Report, as a bare number, how many lines contain the string "this".

....

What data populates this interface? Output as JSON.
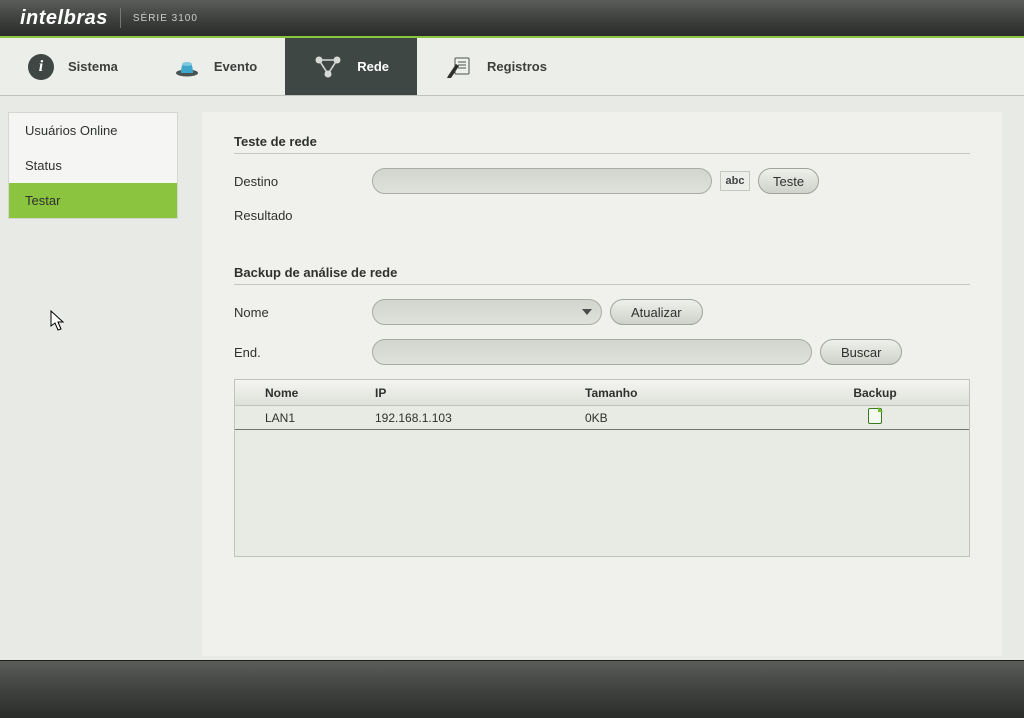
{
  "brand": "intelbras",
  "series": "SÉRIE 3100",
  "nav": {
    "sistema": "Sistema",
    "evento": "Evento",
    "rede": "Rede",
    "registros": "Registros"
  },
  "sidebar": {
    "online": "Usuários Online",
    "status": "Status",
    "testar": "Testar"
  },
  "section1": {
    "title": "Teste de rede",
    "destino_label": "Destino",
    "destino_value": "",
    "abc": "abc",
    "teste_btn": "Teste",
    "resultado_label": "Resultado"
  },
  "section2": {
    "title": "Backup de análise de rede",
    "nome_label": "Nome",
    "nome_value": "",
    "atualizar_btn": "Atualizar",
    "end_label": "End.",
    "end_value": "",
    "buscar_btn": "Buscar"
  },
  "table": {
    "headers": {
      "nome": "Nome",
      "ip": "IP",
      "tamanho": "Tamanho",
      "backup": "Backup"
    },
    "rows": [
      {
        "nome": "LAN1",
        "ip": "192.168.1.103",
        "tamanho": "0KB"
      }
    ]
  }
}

....

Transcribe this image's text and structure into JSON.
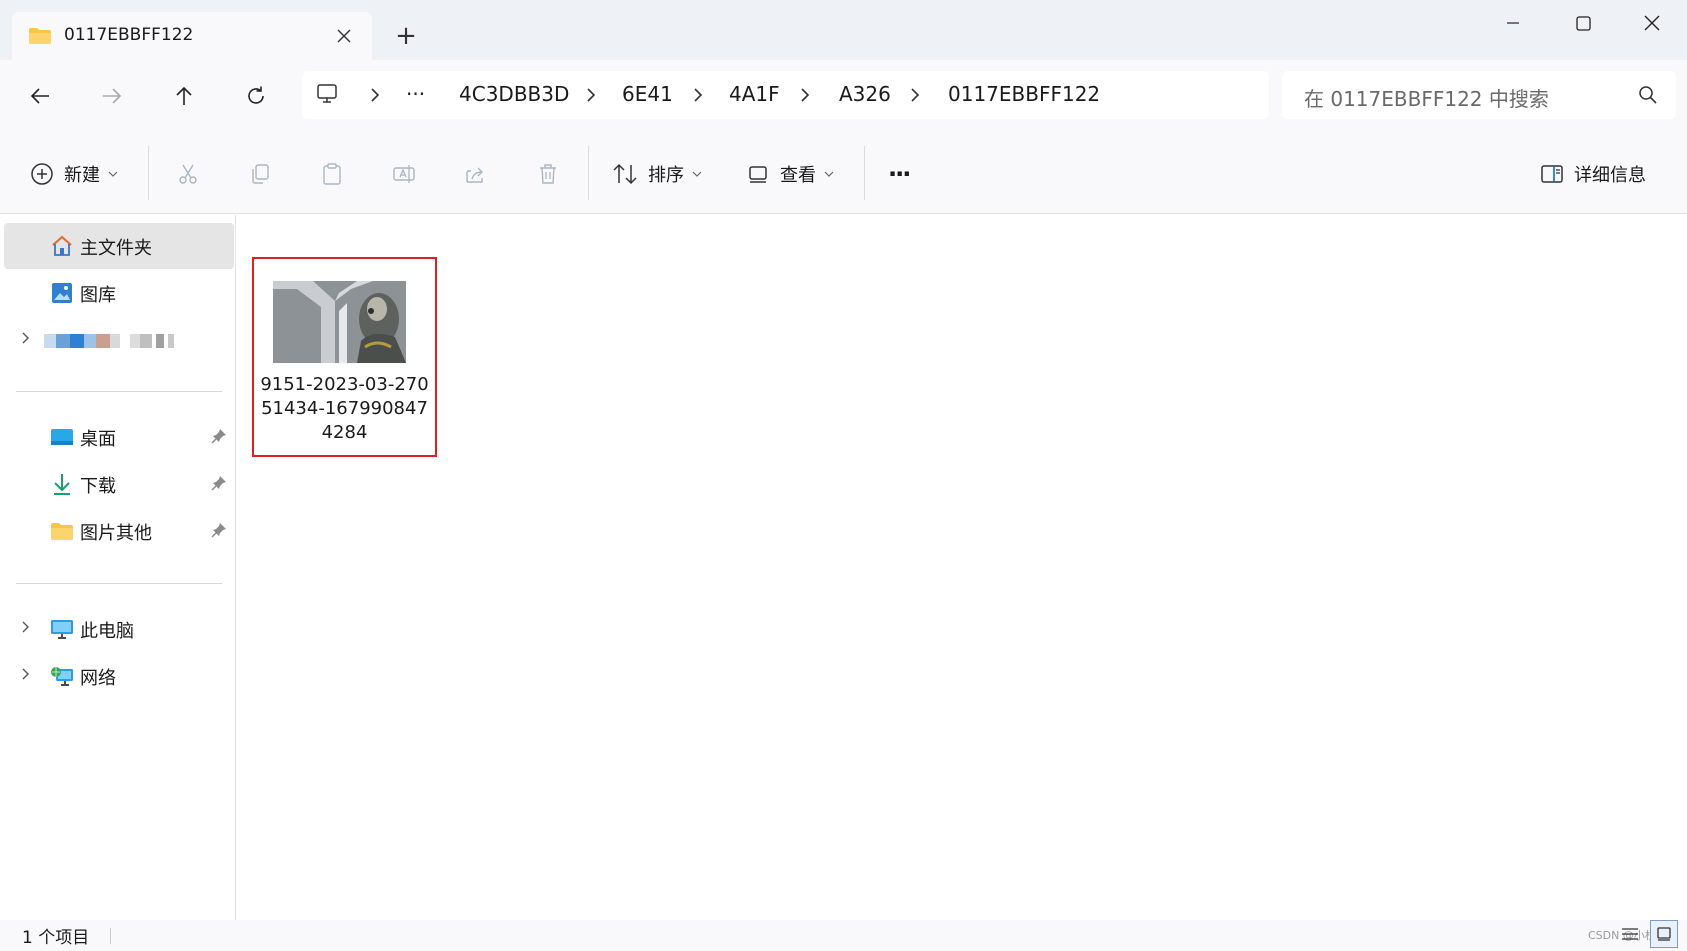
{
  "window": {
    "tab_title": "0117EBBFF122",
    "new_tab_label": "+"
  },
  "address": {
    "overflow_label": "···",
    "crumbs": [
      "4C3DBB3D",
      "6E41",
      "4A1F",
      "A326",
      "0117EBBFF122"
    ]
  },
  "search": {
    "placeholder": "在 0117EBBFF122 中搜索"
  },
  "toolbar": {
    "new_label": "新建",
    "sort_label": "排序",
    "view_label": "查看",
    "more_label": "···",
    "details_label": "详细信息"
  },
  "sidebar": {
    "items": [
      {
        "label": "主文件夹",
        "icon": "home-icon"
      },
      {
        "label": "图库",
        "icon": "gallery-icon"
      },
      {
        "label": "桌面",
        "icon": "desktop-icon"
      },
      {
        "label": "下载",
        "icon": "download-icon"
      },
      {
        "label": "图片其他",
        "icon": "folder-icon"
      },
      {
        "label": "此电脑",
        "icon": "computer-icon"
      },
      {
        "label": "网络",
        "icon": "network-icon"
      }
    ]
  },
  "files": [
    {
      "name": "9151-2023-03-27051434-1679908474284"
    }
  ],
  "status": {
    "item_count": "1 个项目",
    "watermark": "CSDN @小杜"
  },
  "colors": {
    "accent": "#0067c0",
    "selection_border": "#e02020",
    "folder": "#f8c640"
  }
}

....

RESULT:
2